Supplied material
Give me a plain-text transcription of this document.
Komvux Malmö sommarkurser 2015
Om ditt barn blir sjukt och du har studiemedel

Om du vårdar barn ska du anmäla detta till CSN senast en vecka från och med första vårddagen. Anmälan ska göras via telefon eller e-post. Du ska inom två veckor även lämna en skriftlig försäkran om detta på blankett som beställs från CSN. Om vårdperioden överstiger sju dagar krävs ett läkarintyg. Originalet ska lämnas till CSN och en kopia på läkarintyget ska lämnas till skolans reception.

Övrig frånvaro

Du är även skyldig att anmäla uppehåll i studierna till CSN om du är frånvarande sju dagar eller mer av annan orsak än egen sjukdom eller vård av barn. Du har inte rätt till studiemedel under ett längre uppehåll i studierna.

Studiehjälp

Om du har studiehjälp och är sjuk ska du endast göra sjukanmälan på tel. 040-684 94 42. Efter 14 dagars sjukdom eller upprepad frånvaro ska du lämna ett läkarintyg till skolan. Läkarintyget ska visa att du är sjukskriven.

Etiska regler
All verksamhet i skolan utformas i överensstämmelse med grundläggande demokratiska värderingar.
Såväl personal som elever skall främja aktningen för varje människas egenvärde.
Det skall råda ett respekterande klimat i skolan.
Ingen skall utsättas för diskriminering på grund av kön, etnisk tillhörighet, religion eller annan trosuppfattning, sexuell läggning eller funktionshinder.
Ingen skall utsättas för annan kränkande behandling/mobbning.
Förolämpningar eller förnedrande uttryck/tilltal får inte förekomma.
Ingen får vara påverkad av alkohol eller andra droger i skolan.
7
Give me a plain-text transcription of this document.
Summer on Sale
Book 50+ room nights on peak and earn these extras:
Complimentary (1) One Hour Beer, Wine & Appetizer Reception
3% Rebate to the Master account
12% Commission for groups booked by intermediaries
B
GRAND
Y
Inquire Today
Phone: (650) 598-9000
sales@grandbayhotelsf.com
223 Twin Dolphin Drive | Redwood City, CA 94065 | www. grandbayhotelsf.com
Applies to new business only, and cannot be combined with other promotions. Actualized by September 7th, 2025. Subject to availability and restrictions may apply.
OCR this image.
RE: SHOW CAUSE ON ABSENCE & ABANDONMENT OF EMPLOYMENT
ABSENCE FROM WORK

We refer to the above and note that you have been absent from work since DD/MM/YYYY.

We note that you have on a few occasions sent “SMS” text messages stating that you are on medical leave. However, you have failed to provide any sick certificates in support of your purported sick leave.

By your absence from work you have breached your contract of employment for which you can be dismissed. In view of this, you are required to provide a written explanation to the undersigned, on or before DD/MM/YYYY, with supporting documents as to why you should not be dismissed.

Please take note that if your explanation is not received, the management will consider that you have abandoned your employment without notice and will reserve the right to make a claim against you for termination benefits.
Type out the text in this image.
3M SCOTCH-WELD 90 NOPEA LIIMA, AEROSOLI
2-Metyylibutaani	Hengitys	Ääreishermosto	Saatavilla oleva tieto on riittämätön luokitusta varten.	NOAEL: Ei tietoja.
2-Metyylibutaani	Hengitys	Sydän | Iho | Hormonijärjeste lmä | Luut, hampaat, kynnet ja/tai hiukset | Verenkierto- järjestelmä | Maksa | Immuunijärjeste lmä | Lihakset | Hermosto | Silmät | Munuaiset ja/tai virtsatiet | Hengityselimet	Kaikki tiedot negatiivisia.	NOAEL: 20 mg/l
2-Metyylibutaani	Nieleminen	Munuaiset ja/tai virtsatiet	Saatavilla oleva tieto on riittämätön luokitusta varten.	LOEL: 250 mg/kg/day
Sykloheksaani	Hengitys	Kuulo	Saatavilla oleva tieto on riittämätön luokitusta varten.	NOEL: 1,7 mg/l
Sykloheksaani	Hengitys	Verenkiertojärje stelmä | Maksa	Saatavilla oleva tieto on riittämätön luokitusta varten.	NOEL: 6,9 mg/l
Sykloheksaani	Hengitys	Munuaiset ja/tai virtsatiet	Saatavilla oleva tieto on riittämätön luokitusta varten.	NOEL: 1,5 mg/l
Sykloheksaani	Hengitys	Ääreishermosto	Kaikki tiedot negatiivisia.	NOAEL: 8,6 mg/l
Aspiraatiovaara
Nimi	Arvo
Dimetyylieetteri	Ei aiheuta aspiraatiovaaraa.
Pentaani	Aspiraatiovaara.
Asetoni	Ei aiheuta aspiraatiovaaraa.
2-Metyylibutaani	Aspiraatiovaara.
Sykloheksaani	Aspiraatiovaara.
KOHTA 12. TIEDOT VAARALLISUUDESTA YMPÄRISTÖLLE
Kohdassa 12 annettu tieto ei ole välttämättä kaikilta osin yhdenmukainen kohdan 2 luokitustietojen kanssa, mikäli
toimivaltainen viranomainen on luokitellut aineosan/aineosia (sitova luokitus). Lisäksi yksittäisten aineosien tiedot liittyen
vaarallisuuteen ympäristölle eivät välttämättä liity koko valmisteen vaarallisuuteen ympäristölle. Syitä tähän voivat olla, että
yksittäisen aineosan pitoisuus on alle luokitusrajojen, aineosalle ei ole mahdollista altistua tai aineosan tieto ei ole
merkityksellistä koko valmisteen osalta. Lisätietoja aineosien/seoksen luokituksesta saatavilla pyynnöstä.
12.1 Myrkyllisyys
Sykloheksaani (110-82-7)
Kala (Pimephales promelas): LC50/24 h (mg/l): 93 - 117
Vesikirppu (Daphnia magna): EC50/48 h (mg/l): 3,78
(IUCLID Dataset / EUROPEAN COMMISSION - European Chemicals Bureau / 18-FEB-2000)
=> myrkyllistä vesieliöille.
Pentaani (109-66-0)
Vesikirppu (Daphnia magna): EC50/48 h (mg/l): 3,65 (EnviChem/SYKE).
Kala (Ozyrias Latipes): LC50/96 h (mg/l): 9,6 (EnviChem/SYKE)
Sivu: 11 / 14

Aim
Where a line in the entries holds "eller", copy that line.

Final result
Om du vårdar barn ska du anmäla detta till CSN senast en vecka från och med första vårddagen. Anmälan ska göras via telefon eller e-post. Du ska inom två veckor även lämna en skriftlig försäkran om detta på blankett som beställs från CSN. Om vårdperioden överstiger sju dagar krävs ett läkarintyg. Originalet ska lämnas till CSN och en kopia på läkarintyget ska lämnas till skolans reception.
Du är även skyldig att anmäla uppehåll i studierna till CSN om du är frånvarande sju dagar eller mer av annan orsak än egen sjukdom eller vård av barn. Du har inte rätt till studiemedel under ett längre uppehåll i studierna.
Om du har studiehjälp och är sjuk ska du endast göra sjukanmälan på tel. 040-684 94 42. Efter 14 dagars sjukdom eller upprepad frånvaro ska du lämna ett läkarintyg till skolan. Läkarintyget ska visa att du är sjukskriven.
Ingen skall utsättas för diskriminering på grund av kön, etnisk tillhörighet, religion eller annan trosuppfattning, sexuell läggning eller funktionshinder.
Förolämpningar eller förnedrande uttryck/tilltal får inte förekomma.
Ingen får vara påverkad av alkohol eller andra droger i skolan.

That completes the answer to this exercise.